So our second step was realizing all of a sudden, “Hey, I don’t know a lot about what this is like. We really need some people to help us through this process.” So we joined B-Corporation, we joined Boulder’s 10 for Change, we joined Colorado Corps, and we found ourselves with a little local start-up who married us with Rocky Mountain MicroFinance. We knew that at the top of this was really having to get together with some folks who were really trying to solve these problems. We took five employees, a couple of them are here in the audience today, and through their 1% of time, they volunteered at Rocky Mountain MicroFinance.
In Rocky Mountain MicroFinance’s first steps up this path, they were the microfinance steps. They figured if we can take what Yunus did in India for Grameen Bank and bring it here to people living below the poverty level, we could have an impact on entrepreneurism here in our community. It turned out a lot of those loans, some of them weren’t getting repaid. They hadn’t found the sauce yet. So our five employees took what we know about helping businesses figure out how to scale large engineering problems around the world, and we worked with the Rocky Mountain Finance Team to build a boot camp.
This is the third graduating class to their boot camp. Most of these folks live at 70% of the poverty level, or about $18,000 a year. They’ve come out of an eight week program where the Rocky Mountain Finance team keeps them on the rails and gets them out into our community and has them starting their own businesses and hiring people. That’s a fantastic story. What that taught me, and what that step was for Rocky Mountain Finance, getting up to the top of this social enterprise, was understanding how to build an income-generating business that also had impact.
It’s sustainable on an economic basis, it’s sustainable in a way that creates social justice, and some of those businesses are actually sustainable in creating a smaller carbon footprint for us to live in this country, the country that obviously has a carbon footprint that is twenty times more than most countries in the world. This is the place to work on carbon problems. For us, what I learned is the notion, again, of deep relationship. Deep relationship delivers high empathy. It’s from walking in the footsteps, side by side with those entrepreneurs, that the Rocky Mountain Finance team learned how to get them out the door and get them set up for success, and now they have 100% loan repayment.

DATA TO EXAMINE:
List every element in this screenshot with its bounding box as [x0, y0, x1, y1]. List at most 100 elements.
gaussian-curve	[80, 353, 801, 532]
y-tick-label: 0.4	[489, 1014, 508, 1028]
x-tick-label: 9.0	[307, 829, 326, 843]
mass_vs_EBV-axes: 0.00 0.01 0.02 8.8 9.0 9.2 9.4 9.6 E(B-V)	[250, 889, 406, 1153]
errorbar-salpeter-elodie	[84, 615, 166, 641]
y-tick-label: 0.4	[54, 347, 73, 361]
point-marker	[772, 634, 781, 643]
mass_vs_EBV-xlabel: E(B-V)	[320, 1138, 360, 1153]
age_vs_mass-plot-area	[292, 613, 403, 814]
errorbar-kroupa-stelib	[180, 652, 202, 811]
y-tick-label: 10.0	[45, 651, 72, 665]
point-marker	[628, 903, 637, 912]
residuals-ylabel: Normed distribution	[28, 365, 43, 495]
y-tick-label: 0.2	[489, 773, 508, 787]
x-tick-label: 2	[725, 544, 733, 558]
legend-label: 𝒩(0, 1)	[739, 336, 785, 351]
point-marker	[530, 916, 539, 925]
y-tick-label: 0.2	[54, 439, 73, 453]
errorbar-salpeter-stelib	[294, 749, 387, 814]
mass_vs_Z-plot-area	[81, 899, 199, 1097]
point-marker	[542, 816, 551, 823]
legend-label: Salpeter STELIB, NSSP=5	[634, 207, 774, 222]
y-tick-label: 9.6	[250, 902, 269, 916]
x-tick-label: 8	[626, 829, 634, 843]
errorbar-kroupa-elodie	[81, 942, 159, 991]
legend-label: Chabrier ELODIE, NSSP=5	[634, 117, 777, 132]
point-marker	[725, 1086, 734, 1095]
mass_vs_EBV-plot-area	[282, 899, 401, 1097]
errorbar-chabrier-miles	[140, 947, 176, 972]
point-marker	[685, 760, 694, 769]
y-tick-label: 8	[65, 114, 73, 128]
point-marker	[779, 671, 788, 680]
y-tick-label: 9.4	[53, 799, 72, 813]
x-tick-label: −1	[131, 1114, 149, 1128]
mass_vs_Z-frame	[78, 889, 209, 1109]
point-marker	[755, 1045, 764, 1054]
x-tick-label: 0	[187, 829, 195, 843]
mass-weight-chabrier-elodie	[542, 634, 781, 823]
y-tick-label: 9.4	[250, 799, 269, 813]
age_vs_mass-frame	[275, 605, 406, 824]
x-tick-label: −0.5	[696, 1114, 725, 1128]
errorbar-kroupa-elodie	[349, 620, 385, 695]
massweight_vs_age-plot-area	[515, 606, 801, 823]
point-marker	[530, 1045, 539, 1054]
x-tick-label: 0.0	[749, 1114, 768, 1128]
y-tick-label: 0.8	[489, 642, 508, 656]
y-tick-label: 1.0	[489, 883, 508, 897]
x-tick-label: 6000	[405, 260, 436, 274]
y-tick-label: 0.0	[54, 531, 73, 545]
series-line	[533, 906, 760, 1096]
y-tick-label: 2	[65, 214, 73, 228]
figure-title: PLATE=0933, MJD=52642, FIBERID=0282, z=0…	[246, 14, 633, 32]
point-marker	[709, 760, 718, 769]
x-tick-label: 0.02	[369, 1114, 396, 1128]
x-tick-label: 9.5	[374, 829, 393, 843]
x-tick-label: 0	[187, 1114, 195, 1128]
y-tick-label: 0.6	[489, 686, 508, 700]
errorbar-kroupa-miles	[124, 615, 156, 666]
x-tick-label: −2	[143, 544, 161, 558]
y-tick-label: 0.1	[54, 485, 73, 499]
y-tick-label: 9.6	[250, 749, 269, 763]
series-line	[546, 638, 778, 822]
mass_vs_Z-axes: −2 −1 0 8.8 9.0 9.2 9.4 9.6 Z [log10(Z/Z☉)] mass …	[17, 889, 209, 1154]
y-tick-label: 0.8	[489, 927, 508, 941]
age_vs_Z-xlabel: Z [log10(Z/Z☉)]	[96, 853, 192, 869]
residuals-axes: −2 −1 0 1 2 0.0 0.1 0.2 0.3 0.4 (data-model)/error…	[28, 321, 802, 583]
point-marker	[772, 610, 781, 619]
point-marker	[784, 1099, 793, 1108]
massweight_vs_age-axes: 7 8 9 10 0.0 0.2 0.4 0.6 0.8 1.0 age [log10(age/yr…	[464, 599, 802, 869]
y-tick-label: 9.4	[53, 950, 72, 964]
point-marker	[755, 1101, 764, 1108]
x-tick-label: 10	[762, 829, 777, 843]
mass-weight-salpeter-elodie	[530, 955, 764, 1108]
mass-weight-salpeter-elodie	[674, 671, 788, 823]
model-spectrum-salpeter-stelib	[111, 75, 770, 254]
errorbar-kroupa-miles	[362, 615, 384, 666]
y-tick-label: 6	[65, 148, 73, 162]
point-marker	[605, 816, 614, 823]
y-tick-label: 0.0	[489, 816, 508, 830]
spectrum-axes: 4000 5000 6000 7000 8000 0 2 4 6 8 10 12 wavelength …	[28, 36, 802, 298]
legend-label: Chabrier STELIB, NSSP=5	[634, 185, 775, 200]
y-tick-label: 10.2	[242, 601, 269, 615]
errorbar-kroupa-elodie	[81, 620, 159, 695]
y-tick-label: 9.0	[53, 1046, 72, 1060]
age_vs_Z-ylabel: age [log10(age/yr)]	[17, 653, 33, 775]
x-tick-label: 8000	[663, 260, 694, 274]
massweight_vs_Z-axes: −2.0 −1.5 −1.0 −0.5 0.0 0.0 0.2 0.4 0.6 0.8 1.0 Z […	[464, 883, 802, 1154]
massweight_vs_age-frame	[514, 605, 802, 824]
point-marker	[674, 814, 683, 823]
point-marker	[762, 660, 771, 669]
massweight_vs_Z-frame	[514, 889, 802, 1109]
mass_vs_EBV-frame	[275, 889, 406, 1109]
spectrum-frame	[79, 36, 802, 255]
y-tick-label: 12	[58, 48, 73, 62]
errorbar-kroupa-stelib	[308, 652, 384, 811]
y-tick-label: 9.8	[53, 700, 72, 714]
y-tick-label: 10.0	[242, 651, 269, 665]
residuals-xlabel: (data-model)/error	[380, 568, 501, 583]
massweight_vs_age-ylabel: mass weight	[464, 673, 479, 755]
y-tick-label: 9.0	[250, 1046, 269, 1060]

EXERCISE TASKS:
A. In the passage about Rocky Mountain MicroFinance, what loan repayment rate do the entrepreneurs have now?
B. Extend the passage about Rocky Mountain MicroFinance beyond its last sentence.
The lines have nothing to do with the passage about Rocky Mountain MicroFinance.

ANSWERS:
A. 100% loan repayment.

B.
What else can you say? That’s a solution that works. For us as a business, we know that’s the path forward for us; is finding the right partners for us to be able to spread what we know about doing large-scale engineering projects around the world. That’s what we’re working towards right now. What I’m asking you to work towards is for you to take your first step. If you’re a business here in the room, consider joining the Entrepreneur’s Foundation; it’s a great first step.
It’ll show your intention, and it’ll help you discover what’s next for you. If you’re a charity, work with the group that brought Rocky Mountain Finance together with my company, Intersector Partners. Find the place of intersection for you. If you’re not in any of those categories, think about mentoring, volunteering, or even donating to Rocky Mountain Microfinance. It’s a solution that works here in town.
For me, all of this is the preparation for me, and hopefully for you, to find your own fortune opportunity. As Abe Lincoln said, “I don’t know what you’re going to be, but be good at it.” Thank you.